→ Dataset excerpts
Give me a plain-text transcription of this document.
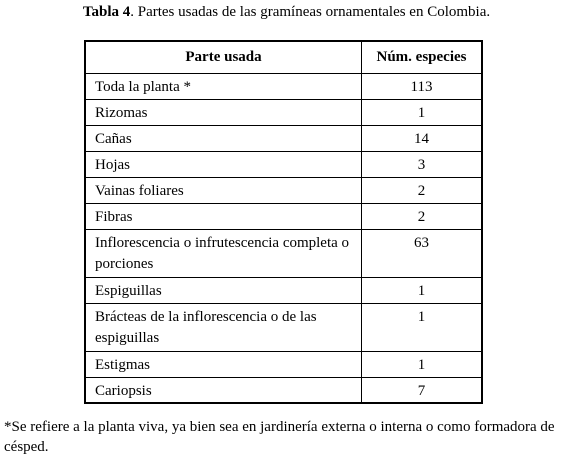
Tabla 4. Partes usadas de las gramíneas ornamentales en Colombia.
Parte usada	Núm. especies
Toda la planta *	113
Rizomas	1
Cañas	14
Hojas	3
Vainas foliares	2
Fibras	2
Inflorescencia o infrutescencia completa o porciones	63
Espiguillas	1
Brácteas de la inflorescencia o de las espiguillas	1
Estigmas	1
Cariopsis	7
*Se refiere a la planta viva, ya bien sea en jardinería externa o interna o como formadora de césped.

→ Objective
Reproduce the material in its entirety and word for word, without the pictures.

→ Full answer
Give me a plain-text transcription of this document.
Tabla 4. Partes usadas de las gramíneas ornamentales en Colombia.
Parte usada	Núm. especies
Toda la planta *	113
Rizomas	1
Cañas	14
Hojas	3
Vainas foliares	2
Fibras	2
Inflorescencia o infrutescencia completa o porciones	63
Espiguillas	1
Brácteas de la inflorescencia o de las espiguillas	1
Estigmas	1
Cariopsis	7
*Se refiere a la planta viva, ya bien sea en jardinería externa o interna o como formadora de césped.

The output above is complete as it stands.